* PROBLEM DETAILS
Can you output the material exactly as written, minus any pictures it holds?

* Stored records
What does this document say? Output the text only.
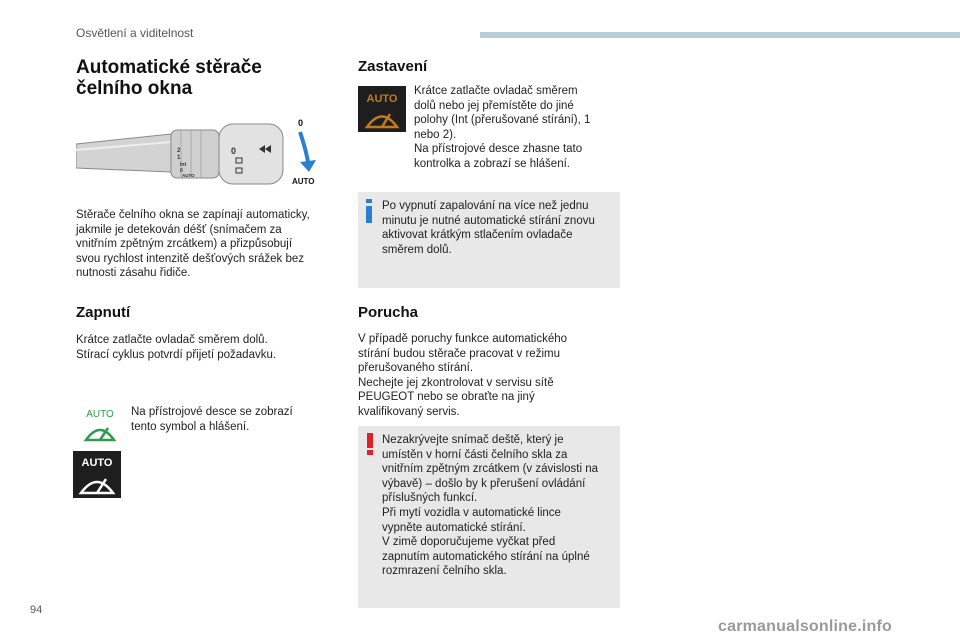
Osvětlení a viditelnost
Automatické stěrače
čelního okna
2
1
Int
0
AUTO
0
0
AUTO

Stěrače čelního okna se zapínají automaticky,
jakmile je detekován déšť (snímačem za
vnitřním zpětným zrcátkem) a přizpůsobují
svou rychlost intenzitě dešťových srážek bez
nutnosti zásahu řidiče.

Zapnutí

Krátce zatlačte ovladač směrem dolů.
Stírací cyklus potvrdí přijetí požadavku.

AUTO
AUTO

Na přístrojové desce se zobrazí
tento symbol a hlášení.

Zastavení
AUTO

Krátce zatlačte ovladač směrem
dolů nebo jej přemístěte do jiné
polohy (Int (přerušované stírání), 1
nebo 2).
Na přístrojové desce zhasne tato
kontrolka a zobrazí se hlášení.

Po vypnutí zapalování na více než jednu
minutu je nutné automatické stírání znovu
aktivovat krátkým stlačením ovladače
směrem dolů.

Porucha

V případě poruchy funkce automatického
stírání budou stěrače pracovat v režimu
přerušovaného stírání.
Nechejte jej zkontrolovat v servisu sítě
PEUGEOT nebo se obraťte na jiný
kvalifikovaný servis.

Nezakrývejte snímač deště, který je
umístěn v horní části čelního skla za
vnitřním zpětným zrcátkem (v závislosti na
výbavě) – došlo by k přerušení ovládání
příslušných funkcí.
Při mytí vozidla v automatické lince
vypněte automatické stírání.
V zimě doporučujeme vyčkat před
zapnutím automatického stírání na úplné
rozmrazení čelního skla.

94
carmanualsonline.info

* TASK OUTPUT
What does this document say? Output the text only.
Osvětlení a viditelnost
Automatické stěrače
čelního okna
2
1
Int
0
AUTO
0
0
AUTO

Stěrače čelního okna se zapínají automaticky,
jakmile je detekován déšť (snímačem za
vnitřním zpětným zrcátkem) a přizpůsobují
svou rychlost intenzitě dešťových srážek bez
nutnosti zásahu řidiče.

Zapnutí

Krátce zatlačte ovladač směrem dolů.
Stírací cyklus potvrdí přijetí požadavku.

AUTO
AUTO

Na přístrojové desce se zobrazí
tento symbol a hlášení.

Zastavení
AUTO

Krátce zatlačte ovladač směrem
dolů nebo jej přemístěte do jiné
polohy (Int (přerušované stírání), 1
nebo 2).
Na přístrojové desce zhasne tato
kontrolka a zobrazí se hlášení.

Po vypnutí zapalování na více než jednu
minutu je nutné automatické stírání znovu
aktivovat krátkým stlačením ovladače
směrem dolů.

Porucha

V případě poruchy funkce automatického
stírání budou stěrače pracovat v režimu
přerušovaného stírání.
Nechejte jej zkontrolovat v servisu sítě
PEUGEOT nebo se obraťte na jiný
kvalifikovaný servis.

Nezakrývejte snímač deště, který je
umístěn v horní části čelního skla za
vnitřním zpětným zrcátkem (v závislosti na
výbavě) – došlo by k přerušení ovládání
příslušných funkcí.
Při mytí vozidla v automatické lince
vypněte automatické stírání.
V zimě doporučujeme vyčkat před
zapnutím automatického stírání na úplné
rozmrazení čelního skla.

94
carmanualsonline.info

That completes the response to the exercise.